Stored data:
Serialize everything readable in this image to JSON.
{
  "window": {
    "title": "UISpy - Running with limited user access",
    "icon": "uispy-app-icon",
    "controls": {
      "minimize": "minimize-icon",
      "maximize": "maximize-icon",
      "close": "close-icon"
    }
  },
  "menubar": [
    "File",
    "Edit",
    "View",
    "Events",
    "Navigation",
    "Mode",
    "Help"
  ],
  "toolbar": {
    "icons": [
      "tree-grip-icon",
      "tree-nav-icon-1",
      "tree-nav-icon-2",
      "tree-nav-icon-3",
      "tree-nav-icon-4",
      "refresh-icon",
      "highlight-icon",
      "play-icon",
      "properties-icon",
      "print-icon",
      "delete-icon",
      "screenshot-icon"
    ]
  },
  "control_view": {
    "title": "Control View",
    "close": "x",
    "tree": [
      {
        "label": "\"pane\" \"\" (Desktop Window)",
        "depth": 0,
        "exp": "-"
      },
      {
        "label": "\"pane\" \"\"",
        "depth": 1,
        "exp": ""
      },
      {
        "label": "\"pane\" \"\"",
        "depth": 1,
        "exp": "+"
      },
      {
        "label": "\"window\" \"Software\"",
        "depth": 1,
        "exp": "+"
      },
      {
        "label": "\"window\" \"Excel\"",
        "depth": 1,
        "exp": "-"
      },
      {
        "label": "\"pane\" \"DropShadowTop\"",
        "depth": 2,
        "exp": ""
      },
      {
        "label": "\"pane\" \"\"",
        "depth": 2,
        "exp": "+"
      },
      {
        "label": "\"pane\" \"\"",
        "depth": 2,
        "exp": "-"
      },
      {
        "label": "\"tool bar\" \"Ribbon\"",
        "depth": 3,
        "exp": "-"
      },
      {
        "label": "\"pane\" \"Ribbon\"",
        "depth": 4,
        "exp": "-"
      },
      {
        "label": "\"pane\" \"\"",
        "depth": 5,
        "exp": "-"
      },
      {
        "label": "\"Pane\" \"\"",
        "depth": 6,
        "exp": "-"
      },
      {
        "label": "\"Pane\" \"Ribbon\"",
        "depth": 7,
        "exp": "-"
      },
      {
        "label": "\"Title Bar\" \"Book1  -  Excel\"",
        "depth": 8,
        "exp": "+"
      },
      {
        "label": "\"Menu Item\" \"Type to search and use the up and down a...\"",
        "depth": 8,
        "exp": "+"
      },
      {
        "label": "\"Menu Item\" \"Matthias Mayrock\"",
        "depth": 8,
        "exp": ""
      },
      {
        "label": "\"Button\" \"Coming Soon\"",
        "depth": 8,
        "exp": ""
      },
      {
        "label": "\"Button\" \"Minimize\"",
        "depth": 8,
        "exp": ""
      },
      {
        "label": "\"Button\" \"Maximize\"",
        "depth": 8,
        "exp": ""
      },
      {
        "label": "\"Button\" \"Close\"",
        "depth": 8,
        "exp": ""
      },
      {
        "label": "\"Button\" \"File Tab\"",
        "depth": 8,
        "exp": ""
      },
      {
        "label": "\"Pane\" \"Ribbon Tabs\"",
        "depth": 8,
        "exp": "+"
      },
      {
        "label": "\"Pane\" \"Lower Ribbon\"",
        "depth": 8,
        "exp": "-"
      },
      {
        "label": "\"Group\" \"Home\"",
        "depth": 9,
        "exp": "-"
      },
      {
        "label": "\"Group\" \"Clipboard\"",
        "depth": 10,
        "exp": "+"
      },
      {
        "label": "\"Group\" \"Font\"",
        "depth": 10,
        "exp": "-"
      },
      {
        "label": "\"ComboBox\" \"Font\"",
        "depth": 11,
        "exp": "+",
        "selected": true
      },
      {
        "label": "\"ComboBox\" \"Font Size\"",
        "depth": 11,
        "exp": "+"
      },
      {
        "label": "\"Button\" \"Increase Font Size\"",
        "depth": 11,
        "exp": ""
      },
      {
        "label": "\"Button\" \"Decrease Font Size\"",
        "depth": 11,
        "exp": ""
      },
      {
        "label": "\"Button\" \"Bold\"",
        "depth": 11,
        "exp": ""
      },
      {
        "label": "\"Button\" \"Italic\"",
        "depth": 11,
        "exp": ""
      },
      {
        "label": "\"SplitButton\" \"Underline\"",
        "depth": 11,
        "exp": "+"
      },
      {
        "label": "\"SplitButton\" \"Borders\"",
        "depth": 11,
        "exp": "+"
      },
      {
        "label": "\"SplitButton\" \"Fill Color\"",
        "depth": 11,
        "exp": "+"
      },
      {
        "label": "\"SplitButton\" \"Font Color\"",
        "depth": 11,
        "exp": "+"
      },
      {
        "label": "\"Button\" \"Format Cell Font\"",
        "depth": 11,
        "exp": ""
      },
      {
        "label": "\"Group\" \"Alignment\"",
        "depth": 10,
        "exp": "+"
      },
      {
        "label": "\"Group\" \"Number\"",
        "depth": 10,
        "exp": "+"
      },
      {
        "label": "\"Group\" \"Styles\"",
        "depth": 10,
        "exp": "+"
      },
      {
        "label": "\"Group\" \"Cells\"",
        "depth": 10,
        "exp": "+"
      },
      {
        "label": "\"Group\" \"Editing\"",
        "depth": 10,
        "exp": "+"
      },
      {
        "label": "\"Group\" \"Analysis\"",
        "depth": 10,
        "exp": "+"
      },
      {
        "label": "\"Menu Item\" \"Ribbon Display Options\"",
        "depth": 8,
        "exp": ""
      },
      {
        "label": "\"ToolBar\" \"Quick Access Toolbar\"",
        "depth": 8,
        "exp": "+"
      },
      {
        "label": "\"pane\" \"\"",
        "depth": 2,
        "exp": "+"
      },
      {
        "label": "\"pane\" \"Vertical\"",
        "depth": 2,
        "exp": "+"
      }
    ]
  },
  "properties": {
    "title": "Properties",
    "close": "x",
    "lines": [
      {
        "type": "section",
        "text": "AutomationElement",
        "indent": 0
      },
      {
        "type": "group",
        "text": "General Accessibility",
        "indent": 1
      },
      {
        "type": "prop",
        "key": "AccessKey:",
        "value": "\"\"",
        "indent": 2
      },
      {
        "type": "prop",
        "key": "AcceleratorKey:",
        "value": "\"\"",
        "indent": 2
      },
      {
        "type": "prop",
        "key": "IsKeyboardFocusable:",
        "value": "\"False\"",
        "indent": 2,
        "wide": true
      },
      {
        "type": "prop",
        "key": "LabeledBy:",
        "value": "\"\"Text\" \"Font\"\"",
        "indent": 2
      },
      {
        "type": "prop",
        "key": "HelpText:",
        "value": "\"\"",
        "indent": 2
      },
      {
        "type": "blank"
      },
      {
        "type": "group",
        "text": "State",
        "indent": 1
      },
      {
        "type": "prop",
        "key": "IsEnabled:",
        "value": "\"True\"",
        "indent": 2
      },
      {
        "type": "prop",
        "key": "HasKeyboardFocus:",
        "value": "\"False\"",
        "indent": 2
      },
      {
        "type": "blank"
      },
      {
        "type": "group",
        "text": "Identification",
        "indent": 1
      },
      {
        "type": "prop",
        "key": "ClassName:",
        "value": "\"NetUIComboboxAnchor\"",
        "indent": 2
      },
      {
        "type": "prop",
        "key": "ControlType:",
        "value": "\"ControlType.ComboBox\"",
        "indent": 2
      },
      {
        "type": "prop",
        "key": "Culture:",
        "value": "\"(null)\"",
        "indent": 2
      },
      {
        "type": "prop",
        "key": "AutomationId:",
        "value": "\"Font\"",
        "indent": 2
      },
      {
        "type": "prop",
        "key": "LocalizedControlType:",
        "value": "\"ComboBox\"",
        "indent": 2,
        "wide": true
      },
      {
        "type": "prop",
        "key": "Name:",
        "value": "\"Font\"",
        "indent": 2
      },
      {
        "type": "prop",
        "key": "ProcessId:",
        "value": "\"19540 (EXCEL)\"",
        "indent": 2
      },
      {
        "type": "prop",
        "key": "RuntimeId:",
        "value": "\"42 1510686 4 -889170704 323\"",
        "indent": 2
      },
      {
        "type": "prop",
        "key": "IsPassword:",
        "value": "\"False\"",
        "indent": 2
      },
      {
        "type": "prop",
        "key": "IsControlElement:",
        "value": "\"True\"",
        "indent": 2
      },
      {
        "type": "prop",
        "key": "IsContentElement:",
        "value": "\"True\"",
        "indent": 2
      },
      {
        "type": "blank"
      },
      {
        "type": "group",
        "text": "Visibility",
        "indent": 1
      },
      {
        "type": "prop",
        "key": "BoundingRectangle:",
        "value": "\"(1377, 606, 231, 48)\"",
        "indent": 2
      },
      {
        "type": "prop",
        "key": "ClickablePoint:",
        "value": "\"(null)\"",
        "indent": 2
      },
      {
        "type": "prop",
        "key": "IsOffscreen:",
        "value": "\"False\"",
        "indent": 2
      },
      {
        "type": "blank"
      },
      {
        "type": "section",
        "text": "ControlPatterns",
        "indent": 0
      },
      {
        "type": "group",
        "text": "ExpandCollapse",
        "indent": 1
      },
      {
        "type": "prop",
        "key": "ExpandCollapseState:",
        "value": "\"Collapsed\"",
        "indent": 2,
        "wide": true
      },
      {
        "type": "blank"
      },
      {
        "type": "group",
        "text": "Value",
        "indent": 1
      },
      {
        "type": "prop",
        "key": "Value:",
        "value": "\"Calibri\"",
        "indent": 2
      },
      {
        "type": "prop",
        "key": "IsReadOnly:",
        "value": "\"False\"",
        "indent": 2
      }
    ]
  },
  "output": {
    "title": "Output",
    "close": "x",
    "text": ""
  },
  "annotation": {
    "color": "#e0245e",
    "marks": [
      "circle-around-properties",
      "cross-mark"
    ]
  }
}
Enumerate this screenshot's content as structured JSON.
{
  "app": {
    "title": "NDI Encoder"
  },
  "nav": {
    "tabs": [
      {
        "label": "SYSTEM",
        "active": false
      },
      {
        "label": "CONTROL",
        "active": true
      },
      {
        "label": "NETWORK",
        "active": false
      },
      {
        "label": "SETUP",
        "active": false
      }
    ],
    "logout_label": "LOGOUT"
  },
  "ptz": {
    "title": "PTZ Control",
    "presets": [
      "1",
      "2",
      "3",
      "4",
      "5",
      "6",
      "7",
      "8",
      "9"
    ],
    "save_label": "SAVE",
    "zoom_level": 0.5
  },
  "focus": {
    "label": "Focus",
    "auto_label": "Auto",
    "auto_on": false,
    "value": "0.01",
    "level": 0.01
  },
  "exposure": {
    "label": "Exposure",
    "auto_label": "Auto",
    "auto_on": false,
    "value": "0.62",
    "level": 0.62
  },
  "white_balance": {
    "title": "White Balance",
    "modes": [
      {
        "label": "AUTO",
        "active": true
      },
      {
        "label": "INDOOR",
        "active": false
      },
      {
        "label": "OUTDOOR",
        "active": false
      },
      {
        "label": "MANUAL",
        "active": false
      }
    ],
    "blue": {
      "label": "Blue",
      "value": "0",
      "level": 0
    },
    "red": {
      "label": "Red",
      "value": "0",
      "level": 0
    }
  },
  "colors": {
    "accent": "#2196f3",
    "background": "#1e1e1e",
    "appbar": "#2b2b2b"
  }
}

Aim of the task
Locate the word "screenshot" in the entries, and copy every line where it is found.

Task solution
      "screenshot-icon"
Enumerate this screenshot's content as structured JSON.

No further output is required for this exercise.